## PROBLEM REQUIREMENTS
Reproduce each of the lines below verbatim, without changing any character.
-- Start of DATA RECORDS --
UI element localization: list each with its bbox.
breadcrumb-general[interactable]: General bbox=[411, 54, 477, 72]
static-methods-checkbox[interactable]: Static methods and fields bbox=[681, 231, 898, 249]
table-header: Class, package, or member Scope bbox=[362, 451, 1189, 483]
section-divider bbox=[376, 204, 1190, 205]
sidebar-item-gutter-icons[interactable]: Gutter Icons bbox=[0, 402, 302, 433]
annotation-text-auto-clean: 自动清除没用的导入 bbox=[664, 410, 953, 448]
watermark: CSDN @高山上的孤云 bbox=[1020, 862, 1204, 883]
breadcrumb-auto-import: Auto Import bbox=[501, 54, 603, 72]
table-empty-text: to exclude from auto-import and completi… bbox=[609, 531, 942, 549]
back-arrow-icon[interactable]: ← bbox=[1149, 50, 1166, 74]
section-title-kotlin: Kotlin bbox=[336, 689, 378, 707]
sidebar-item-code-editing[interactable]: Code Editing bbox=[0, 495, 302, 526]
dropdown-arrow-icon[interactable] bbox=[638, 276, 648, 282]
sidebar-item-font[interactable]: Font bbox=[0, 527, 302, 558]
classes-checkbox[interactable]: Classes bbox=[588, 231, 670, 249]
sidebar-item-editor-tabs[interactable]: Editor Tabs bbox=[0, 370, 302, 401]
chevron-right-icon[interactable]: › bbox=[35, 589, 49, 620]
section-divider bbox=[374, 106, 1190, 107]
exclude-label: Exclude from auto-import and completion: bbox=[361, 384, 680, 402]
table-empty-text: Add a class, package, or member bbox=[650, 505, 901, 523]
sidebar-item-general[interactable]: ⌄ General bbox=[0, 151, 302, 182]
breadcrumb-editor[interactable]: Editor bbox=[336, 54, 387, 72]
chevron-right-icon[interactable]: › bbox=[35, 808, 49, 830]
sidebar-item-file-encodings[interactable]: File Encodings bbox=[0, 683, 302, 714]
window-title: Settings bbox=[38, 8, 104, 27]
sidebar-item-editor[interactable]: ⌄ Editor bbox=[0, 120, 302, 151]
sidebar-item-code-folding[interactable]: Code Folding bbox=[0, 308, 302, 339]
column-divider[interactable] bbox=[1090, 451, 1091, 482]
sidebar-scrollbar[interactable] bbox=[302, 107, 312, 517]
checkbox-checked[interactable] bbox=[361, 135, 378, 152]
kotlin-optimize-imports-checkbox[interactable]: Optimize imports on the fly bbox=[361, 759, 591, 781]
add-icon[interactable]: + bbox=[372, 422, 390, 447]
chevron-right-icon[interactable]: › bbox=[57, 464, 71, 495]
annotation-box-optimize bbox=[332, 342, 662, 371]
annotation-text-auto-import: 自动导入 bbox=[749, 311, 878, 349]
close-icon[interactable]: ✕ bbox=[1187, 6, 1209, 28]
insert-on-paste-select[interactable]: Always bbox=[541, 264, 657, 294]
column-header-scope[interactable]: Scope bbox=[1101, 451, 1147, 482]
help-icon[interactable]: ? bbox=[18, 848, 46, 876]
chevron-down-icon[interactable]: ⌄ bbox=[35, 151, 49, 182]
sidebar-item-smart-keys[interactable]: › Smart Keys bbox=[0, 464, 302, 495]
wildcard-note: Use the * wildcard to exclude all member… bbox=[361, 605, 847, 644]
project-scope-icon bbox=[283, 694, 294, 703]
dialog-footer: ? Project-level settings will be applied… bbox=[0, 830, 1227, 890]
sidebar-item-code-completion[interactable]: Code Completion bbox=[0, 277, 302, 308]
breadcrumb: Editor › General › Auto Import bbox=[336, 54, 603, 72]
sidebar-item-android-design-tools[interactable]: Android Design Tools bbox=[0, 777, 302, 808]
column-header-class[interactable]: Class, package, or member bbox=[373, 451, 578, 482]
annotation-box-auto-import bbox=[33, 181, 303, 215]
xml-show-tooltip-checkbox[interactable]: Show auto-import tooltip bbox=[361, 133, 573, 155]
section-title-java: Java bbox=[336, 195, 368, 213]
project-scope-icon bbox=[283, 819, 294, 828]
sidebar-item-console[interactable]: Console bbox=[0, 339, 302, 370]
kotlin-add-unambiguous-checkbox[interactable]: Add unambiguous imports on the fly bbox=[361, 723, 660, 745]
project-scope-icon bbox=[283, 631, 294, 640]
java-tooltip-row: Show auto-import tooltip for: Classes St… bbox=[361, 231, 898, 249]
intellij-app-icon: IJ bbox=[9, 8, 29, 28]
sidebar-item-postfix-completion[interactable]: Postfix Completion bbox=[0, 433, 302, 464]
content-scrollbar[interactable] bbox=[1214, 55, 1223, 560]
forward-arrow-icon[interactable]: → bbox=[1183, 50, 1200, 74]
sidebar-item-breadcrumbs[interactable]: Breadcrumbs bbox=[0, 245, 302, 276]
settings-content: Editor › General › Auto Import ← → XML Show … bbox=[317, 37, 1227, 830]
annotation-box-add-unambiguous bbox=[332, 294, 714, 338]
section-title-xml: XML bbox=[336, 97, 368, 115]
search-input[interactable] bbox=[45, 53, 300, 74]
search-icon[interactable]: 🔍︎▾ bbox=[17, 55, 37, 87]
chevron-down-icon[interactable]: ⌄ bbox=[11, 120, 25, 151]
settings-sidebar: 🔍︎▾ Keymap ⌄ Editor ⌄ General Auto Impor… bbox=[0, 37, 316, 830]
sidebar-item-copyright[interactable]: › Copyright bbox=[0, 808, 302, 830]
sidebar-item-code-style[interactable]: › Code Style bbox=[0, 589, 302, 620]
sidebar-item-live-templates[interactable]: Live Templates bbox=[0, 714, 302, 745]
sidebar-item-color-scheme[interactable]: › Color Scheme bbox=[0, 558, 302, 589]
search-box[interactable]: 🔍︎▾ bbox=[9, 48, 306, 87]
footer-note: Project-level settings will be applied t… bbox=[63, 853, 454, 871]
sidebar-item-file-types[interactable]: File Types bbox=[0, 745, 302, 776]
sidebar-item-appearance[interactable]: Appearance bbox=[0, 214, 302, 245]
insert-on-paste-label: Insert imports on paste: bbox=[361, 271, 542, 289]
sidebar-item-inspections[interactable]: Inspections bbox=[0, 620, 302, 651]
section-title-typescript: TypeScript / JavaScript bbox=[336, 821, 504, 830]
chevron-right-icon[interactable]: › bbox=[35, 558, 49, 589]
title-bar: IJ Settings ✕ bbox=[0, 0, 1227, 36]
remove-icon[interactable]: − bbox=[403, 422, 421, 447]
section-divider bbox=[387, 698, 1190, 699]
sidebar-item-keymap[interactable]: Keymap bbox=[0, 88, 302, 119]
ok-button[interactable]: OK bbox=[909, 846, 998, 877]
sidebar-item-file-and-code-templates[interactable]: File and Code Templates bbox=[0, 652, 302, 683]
-- End of DATA RECORDS --
## THE RESPONSE
UI element localization: list each with its bbox.
breadcrumb-general[interactable]: General bbox=[411, 54, 477, 72]
static-methods-checkbox[interactable]: Static methods and fields bbox=[681, 231, 898, 249]
table-header: Class, package, or member Scope bbox=[362, 451, 1189, 483]
section-divider bbox=[376, 204, 1190, 205]
sidebar-item-gutter-icons[interactable]: Gutter Icons bbox=[0, 402, 302, 433]
annotation-text-auto-clean: 自动清除没用的导入 bbox=[664, 410, 953, 448]
watermark: CSDN @高山上的孤云 bbox=[1020, 862, 1204, 883]
breadcrumb-auto-import: Auto Import bbox=[501, 54, 603, 72]
table-empty-text: to exclude from auto-import and completi… bbox=[609, 531, 942, 549]
back-arrow-icon[interactable]: ← bbox=[1149, 50, 1166, 74]
section-title-kotlin: Kotlin bbox=[336, 689, 378, 707]
sidebar-item-code-editing[interactable]: Code Editing bbox=[0, 495, 302, 526]
dropdown-arrow-icon[interactable] bbox=[638, 276, 648, 282]
sidebar-item-font[interactable]: Font bbox=[0, 527, 302, 558]
classes-checkbox[interactable]: Classes bbox=[588, 231, 670, 249]
sidebar-item-editor-tabs[interactable]: Editor Tabs bbox=[0, 370, 302, 401]
chevron-right-icon[interactable]: › bbox=[35, 589, 49, 620]
section-divider bbox=[374, 106, 1190, 107]
exclude-label: Exclude from auto-import and completion: bbox=[361, 384, 680, 402]
table-empty-text: Add a class, package, or member bbox=[650, 505, 901, 523]
sidebar-item-general[interactable]: ⌄ General bbox=[0, 151, 302, 182]
breadcrumb-editor[interactable]: Editor bbox=[336, 54, 387, 72]
chevron-right-icon[interactable]: › bbox=[35, 808, 49, 830]
sidebar-item-file-encodings[interactable]: File Encodings bbox=[0, 683, 302, 714]
window-title: Settings bbox=[38, 8, 104, 27]
sidebar-item-editor[interactable]: ⌄ Editor bbox=[0, 120, 302, 151]
sidebar-item-code-folding[interactable]: Code Folding bbox=[0, 308, 302, 339]
column-divider[interactable] bbox=[1090, 451, 1091, 482]
sidebar-scrollbar[interactable] bbox=[302, 107, 312, 517]
checkbox-checked[interactable] bbox=[361, 135, 378, 152]
kotlin-optimize-imports-checkbox[interactable]: Optimize imports on the fly bbox=[361, 759, 591, 781]
add-icon[interactable]: + bbox=[372, 422, 390, 447]
chevron-right-icon[interactable]: › bbox=[57, 464, 71, 495]
annotation-box-optimize bbox=[332, 342, 662, 371]
annotation-text-auto-import: 自动导入 bbox=[749, 311, 878, 349]
close-icon[interactable]: ✕ bbox=[1187, 6, 1209, 28]
insert-on-paste-select[interactable]: Always bbox=[541, 264, 657, 294]
column-header-scope[interactable]: Scope bbox=[1101, 451, 1147, 482]
help-icon[interactable]: ? bbox=[18, 848, 46, 876]
chevron-down-icon[interactable]: ⌄ bbox=[35, 151, 49, 182]
sidebar-item-smart-keys[interactable]: › Smart Keys bbox=[0, 464, 302, 495]
wildcard-note: Use the * wildcard to exclude all member… bbox=[361, 605, 847, 644]
project-scope-icon bbox=[283, 694, 294, 703]
dialog-footer: ? Project-level settings will be applied… bbox=[0, 830, 1227, 890]
sidebar-item-code-completion[interactable]: Code Completion bbox=[0, 277, 302, 308]
breadcrumb: Editor › General › Auto Import bbox=[336, 54, 603, 72]
sidebar-item-android-design-tools[interactable]: Android Design Tools bbox=[0, 777, 302, 808]
column-header-class[interactable]: Class, package, or member bbox=[373, 451, 578, 482]
annotation-box-auto-import bbox=[33, 181, 303, 215]
xml-show-tooltip-checkbox[interactable]: Show auto-import tooltip bbox=[361, 133, 573, 155]
section-title-java: Java bbox=[336, 195, 368, 213]
project-scope-icon bbox=[283, 819, 294, 828]
sidebar-item-console[interactable]: Console bbox=[0, 339, 302, 370]
kotlin-add-unambiguous-checkbox[interactable]: Add unambiguous imports on the fly bbox=[361, 723, 660, 745]
project-scope-icon bbox=[283, 631, 294, 640]
java-tooltip-row: Show auto-import tooltip for: Classes St… bbox=[361, 231, 898, 249]
intellij-app-icon: IJ bbox=[9, 8, 29, 28]
sidebar-item-postfix-completion[interactable]: Postfix Completion bbox=[0, 433, 302, 464]
content-scrollbar[interactable] bbox=[1214, 55, 1223, 560]
forward-arrow-icon[interactable]: → bbox=[1183, 50, 1200, 74]
sidebar-item-breadcrumbs[interactable]: Breadcrumbs bbox=[0, 245, 302, 276]
settings-content: Editor › General › Auto Import ← → XML Show … bbox=[317, 37, 1227, 830]
annotation-box-add-unambiguous bbox=[332, 294, 714, 338]
section-title-xml: XML bbox=[336, 97, 368, 115]
search-input[interactable] bbox=[45, 53, 300, 74]
search-icon[interactable]: 🔍︎▾ bbox=[17, 55, 37, 87]
chevron-down-icon[interactable]: ⌄ bbox=[11, 120, 25, 151]
settings-sidebar: 🔍︎▾ Keymap ⌄ Editor ⌄ General Auto Impor… bbox=[0, 37, 316, 830]
sidebar-item-copyright[interactable]: › Copyright bbox=[0, 808, 302, 830]
sidebar-item-code-style[interactable]: › Code Style bbox=[0, 589, 302, 620]
sidebar-item-live-templates[interactable]: Live Templates bbox=[0, 714, 302, 745]
sidebar-item-color-scheme[interactable]: › Color Scheme bbox=[0, 558, 302, 589]
search-box[interactable]: 🔍︎▾ bbox=[9, 48, 306, 87]
footer-note: Project-level settings will be applied t… bbox=[63, 853, 454, 871]
sidebar-item-file-types[interactable]: File Types bbox=[0, 745, 302, 776]
sidebar-item-appearance[interactable]: Appearance bbox=[0, 214, 302, 245]
insert-on-paste-label: Insert imports on paste: bbox=[361, 271, 542, 289]
sidebar-item-inspections[interactable]: Inspections bbox=[0, 620, 302, 651]
section-title-typescript: TypeScript / JavaScript bbox=[336, 821, 504, 830]
chevron-right-icon[interactable]: › bbox=[35, 558, 49, 589]
title-bar: IJ Settings ✕ bbox=[0, 0, 1227, 36]
remove-icon[interactable]: − bbox=[403, 422, 421, 447]
section-divider bbox=[387, 698, 1190, 699]
sidebar-item-keymap[interactable]: Keymap bbox=[0, 88, 302, 119]
ok-button[interactable]: OK bbox=[909, 846, 998, 877]
sidebar-item-file-and-code-templates[interactable]: File and Code Templates bbox=[0, 652, 302, 683]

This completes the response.